## Start

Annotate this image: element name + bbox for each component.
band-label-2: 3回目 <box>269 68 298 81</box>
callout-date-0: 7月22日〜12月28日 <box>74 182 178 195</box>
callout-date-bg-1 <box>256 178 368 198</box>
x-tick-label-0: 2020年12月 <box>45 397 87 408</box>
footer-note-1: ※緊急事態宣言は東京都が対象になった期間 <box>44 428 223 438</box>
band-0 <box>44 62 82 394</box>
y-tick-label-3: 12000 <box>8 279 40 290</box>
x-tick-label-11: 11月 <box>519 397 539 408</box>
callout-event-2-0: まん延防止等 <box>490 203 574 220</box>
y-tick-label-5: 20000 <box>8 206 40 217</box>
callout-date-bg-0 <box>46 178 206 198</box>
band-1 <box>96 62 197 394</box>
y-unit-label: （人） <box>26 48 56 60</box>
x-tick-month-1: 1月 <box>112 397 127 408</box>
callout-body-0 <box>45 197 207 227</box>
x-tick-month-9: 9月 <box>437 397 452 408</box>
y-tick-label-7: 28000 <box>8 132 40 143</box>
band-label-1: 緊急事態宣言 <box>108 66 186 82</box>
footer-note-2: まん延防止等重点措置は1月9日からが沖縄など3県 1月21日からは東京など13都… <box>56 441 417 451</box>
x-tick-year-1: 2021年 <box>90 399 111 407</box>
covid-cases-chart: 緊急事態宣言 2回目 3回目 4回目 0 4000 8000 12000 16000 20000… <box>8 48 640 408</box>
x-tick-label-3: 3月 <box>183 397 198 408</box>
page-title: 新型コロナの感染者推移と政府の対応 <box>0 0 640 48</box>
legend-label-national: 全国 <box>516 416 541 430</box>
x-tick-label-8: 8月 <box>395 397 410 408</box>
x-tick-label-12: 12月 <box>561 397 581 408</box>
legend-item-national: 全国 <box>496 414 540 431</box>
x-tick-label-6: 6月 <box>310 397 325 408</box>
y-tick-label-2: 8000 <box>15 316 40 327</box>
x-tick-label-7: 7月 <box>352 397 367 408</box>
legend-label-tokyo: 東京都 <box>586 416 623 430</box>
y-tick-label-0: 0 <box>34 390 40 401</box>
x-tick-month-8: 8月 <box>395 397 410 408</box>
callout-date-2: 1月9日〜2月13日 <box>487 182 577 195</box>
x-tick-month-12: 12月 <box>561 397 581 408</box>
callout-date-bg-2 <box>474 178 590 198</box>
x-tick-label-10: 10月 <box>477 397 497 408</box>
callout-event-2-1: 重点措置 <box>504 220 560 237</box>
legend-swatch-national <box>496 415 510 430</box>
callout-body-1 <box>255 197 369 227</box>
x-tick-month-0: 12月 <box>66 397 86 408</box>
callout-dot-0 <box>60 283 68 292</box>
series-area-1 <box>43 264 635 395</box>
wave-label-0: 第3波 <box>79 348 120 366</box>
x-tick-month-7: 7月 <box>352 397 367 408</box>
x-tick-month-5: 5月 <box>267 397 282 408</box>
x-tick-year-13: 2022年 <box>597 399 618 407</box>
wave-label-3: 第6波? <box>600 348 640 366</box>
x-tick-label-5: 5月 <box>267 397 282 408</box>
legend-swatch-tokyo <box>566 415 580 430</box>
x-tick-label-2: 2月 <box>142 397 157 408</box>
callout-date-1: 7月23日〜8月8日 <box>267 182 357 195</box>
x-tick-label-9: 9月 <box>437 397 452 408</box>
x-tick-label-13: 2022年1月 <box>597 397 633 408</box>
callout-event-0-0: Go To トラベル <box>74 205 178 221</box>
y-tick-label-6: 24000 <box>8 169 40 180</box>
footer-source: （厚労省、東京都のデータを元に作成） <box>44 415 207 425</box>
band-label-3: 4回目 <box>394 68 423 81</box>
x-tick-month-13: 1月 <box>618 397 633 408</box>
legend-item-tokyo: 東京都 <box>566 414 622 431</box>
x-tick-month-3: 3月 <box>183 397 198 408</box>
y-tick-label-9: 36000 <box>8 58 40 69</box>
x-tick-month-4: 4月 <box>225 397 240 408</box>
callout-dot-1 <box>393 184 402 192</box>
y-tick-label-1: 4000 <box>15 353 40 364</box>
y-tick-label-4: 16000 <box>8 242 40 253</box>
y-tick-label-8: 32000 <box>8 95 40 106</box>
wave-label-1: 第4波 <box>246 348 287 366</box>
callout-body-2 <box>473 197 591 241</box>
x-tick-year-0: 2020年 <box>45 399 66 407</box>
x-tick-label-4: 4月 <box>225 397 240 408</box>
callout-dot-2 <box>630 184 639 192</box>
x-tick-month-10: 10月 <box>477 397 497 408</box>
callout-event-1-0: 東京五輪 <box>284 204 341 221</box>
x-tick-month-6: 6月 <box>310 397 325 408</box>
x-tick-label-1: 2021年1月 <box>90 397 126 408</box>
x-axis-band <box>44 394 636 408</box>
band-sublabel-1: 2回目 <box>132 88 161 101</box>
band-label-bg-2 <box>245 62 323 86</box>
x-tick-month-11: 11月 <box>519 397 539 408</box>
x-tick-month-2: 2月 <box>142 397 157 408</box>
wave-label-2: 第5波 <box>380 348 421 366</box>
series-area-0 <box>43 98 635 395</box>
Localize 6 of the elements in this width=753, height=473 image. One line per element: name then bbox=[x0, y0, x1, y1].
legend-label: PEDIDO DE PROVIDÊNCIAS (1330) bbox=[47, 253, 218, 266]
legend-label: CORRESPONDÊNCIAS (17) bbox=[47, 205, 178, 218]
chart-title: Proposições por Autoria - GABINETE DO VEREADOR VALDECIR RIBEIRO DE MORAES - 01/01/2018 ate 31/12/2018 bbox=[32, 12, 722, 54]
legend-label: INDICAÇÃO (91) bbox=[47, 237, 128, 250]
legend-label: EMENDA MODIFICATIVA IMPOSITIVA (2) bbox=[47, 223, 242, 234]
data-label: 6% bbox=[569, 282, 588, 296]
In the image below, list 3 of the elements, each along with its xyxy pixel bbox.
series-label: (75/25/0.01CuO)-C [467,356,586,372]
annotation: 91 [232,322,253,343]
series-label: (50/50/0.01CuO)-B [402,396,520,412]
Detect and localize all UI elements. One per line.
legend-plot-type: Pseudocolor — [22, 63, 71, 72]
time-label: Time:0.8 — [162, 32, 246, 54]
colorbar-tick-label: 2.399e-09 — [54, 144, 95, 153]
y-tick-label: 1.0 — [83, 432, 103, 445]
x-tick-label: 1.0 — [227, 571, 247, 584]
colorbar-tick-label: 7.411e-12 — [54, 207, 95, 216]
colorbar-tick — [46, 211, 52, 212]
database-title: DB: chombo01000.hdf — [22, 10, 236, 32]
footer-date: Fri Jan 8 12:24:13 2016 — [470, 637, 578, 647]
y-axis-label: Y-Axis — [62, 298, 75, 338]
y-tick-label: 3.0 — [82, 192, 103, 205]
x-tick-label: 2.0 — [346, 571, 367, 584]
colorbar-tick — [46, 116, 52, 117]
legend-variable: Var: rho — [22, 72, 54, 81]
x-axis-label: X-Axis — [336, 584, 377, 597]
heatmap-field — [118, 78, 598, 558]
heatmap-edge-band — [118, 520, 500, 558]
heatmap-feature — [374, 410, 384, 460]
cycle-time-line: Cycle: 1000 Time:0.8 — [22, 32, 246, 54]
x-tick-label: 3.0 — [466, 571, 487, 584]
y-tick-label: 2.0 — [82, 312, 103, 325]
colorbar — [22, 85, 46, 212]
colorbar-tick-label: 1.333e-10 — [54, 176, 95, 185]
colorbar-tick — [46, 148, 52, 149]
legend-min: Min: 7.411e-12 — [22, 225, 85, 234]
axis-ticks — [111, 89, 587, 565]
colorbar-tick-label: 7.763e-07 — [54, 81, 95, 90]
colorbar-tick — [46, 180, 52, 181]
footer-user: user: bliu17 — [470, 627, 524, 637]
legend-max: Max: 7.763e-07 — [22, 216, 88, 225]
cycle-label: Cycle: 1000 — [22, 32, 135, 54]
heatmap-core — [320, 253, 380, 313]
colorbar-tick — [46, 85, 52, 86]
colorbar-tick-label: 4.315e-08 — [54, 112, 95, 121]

## End

Pick out every line of the listing containing the string "swatch" and copy each one out.

legend-swatch-national <box>496 415 510 430</box>
legend-swatch-tokyo <box>566 415 580 430</box>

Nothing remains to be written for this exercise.